## Description of the task
Find the lines holding "will" and copy them.

Some records:
-=-=-=-=-

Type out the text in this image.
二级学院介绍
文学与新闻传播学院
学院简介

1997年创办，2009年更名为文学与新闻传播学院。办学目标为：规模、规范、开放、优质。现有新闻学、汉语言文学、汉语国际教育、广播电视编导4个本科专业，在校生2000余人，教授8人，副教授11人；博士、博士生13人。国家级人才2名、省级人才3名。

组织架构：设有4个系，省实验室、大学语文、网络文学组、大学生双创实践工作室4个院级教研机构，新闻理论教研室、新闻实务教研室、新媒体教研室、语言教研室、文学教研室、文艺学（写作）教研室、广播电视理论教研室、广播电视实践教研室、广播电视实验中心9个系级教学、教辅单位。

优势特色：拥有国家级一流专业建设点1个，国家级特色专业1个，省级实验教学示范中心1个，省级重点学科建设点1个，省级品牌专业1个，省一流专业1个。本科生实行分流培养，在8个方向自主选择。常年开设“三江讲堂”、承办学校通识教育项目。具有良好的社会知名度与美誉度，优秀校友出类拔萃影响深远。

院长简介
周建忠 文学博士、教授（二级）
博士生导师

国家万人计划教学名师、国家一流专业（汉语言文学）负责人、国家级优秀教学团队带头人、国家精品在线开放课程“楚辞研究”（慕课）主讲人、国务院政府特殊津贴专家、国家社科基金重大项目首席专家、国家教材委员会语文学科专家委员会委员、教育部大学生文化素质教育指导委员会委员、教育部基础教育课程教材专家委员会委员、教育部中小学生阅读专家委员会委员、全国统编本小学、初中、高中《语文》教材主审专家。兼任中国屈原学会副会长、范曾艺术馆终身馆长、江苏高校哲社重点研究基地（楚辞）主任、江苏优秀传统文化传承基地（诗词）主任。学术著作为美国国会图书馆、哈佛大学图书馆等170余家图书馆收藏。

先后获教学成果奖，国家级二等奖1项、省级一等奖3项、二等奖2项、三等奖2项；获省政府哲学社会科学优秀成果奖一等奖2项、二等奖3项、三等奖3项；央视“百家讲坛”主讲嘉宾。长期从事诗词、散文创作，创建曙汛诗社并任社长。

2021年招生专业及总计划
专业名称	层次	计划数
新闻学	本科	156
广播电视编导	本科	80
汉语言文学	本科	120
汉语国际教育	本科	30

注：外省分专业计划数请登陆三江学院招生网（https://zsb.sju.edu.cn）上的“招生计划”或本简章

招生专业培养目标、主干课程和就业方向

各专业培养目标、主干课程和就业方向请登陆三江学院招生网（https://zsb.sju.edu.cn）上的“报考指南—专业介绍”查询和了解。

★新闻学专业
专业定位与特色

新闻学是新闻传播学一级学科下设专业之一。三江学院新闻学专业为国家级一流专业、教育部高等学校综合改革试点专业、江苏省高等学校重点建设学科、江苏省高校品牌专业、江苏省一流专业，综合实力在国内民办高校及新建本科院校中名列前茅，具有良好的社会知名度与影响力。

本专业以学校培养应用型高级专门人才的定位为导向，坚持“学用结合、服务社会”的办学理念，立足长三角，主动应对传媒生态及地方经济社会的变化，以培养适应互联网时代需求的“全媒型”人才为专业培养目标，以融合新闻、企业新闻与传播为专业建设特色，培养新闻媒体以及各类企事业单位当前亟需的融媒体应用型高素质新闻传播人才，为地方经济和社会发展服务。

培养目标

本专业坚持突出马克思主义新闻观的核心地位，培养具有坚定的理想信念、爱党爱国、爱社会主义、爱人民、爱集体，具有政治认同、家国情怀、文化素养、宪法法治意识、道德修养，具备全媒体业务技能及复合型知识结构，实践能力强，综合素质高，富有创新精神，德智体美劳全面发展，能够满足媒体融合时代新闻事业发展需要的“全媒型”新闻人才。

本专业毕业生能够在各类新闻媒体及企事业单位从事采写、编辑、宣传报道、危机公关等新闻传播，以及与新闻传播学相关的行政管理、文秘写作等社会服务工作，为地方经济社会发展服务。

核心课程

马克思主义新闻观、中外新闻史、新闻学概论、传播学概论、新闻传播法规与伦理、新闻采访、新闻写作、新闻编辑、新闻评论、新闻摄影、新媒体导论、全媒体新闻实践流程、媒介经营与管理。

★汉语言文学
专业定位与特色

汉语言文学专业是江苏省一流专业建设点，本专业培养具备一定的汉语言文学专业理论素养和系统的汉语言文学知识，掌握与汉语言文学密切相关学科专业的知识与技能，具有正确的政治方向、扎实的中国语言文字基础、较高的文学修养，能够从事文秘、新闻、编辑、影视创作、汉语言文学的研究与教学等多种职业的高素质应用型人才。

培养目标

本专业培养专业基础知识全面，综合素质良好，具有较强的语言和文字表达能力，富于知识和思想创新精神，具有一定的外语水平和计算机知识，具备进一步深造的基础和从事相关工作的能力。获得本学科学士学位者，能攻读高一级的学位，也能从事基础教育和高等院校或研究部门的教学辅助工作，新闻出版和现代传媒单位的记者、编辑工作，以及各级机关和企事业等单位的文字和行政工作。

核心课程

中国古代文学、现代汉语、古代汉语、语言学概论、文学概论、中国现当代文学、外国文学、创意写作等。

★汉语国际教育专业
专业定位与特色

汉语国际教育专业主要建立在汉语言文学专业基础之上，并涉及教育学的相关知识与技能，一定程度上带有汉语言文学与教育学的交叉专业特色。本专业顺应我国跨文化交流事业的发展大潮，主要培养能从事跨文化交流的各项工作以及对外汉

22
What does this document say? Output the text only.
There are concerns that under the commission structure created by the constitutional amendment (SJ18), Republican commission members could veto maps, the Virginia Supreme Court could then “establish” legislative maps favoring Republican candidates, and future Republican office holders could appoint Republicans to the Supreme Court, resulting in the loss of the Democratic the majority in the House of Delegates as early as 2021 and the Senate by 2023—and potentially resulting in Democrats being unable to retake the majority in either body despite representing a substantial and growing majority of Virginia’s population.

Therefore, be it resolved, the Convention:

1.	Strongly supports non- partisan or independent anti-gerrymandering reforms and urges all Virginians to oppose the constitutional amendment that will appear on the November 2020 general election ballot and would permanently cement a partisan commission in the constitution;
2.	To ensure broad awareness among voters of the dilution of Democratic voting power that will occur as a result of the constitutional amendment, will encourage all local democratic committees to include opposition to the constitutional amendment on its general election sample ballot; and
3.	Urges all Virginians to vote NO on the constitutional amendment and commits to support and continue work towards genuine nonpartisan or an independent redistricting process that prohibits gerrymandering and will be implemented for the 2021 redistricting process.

-=-=-=-=-

## Written solution
1.	Strongly supports non- partisan or independent anti-gerrymandering reforms and urges all Virginians to oppose the constitutional amendment that will appear on the November 2020 general election ballot and would permanently cement a partisan commission in the constitution;
2.	To ensure broad awareness among voters of the dilution of Democratic voting power that will occur as a result of the constitutional amendment, will encourage all local democratic committees to include opposition to the constitutional amendment on its general election sample ballot; and
3.	Urges all Virginians to vote NO on the constitutional amendment and commits to support and continue work towards genuine nonpartisan or an independent redistricting process that prohibits gerrymandering and will be implemented for the 2021 redistricting process.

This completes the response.